Stored rows —
--- START ---

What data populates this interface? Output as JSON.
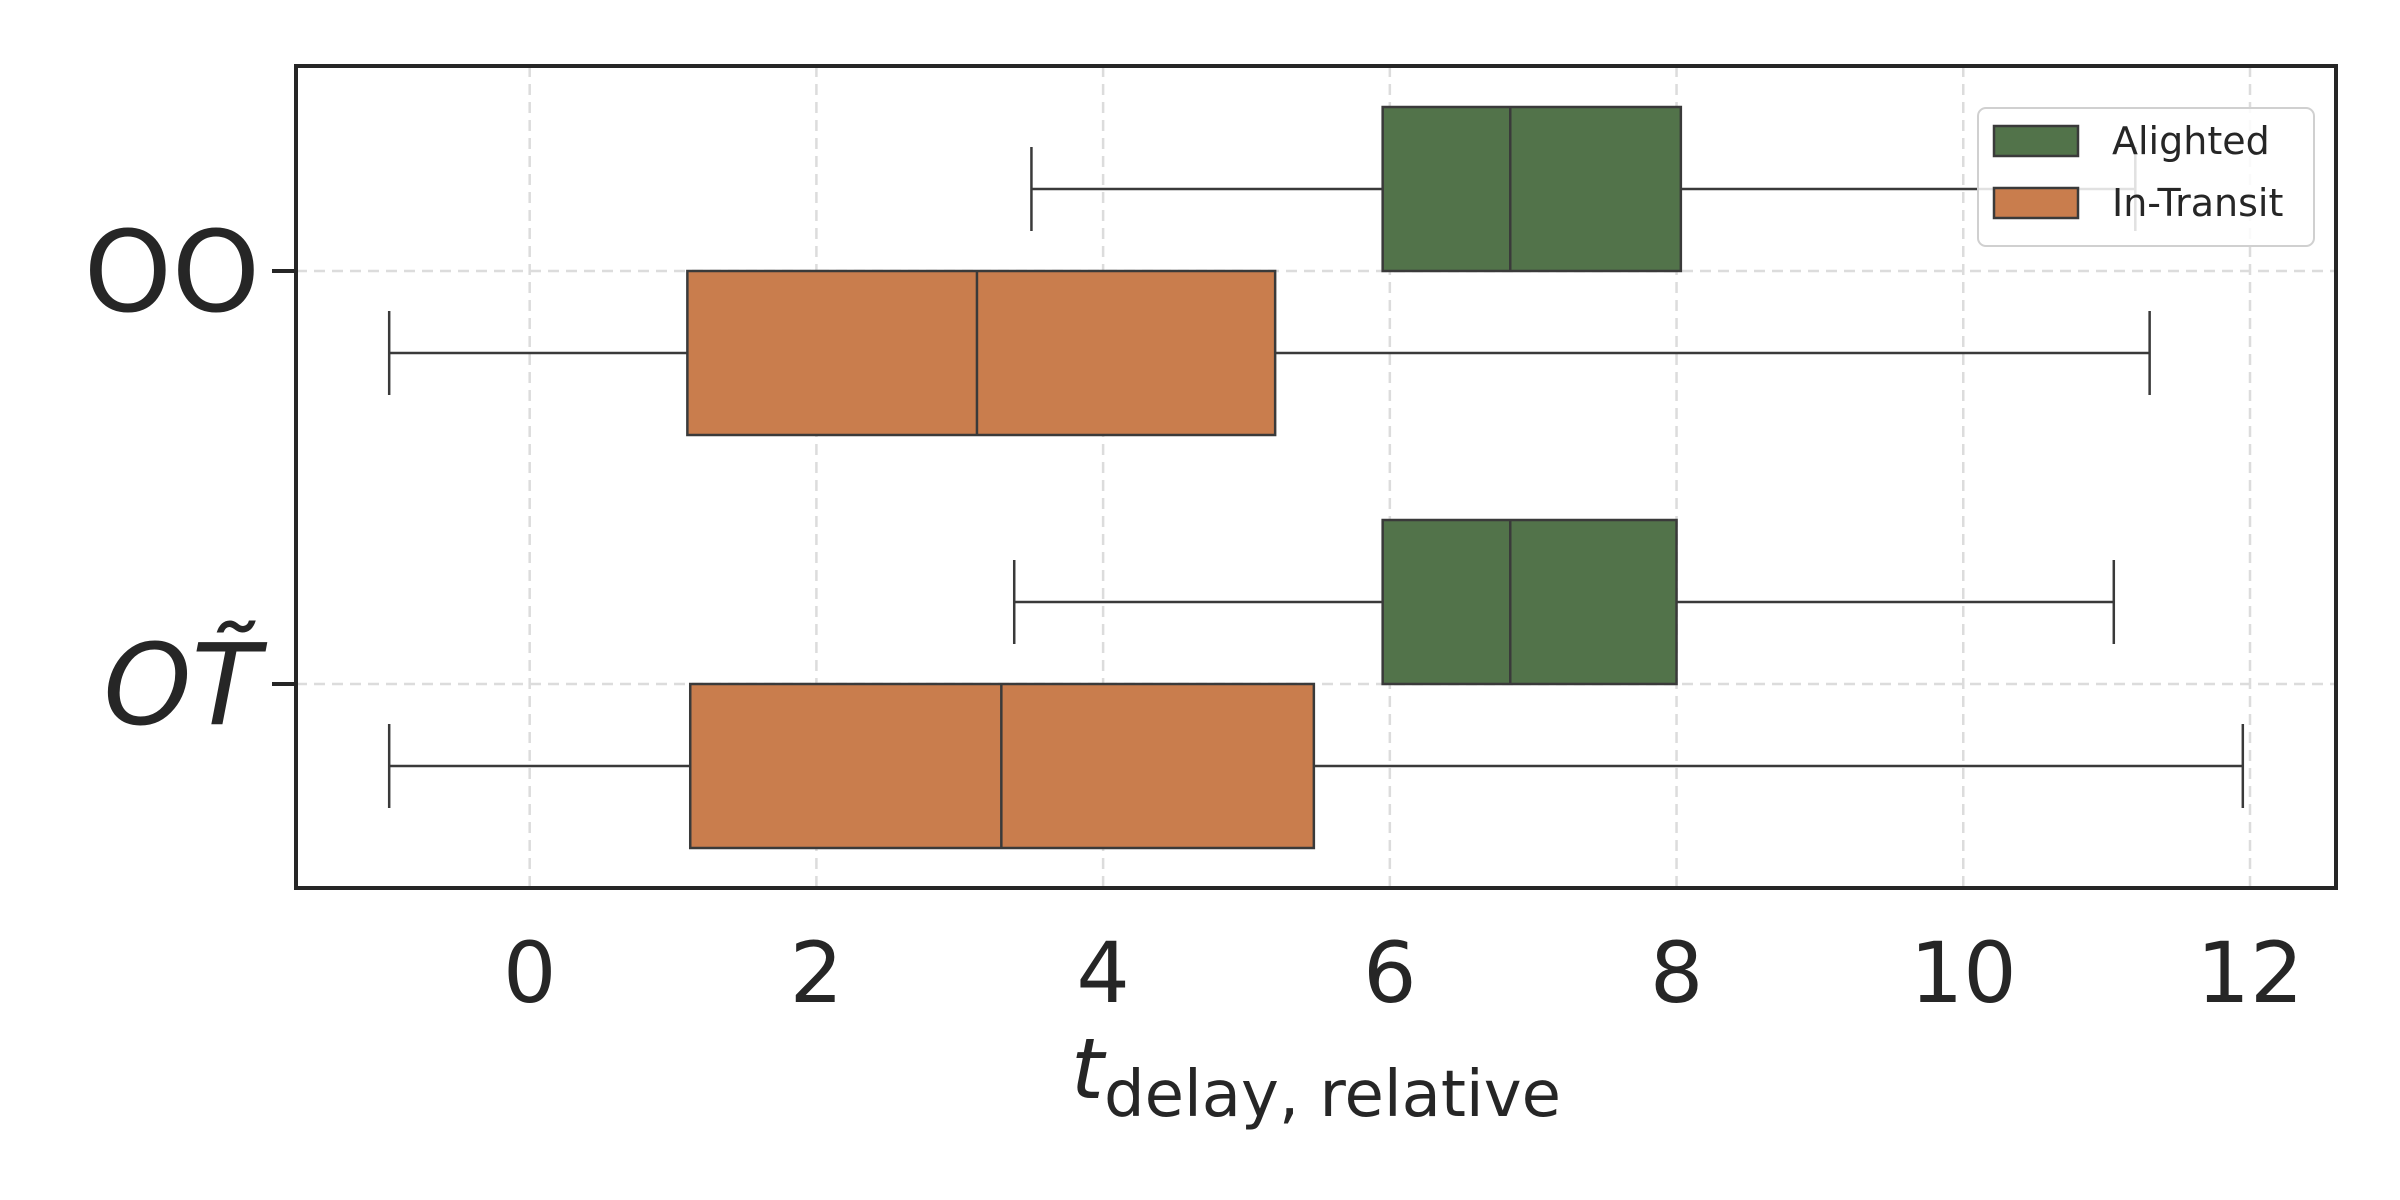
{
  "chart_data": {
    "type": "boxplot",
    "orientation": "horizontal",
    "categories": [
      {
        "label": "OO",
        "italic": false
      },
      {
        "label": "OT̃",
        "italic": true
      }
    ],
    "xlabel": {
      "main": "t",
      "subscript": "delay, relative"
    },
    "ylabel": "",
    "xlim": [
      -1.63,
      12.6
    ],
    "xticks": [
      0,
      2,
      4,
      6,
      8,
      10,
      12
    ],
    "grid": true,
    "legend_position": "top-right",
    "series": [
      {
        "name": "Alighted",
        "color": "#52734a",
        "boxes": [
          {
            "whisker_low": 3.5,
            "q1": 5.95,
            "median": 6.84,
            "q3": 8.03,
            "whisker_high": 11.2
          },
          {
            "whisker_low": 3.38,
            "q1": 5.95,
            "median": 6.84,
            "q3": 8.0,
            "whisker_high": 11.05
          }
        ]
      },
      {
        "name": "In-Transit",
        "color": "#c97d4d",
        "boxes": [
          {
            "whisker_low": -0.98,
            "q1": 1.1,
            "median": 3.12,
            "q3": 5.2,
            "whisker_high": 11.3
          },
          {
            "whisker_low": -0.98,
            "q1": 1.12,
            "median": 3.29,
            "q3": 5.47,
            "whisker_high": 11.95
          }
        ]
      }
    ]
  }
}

--- END ---

What to do —
Search the preceding listing for "median" and extract every line where it is found.

Complete answer —
            "median": 6.84,
            "median": 6.84,
            "median": 3.12,
            "median": 3.29,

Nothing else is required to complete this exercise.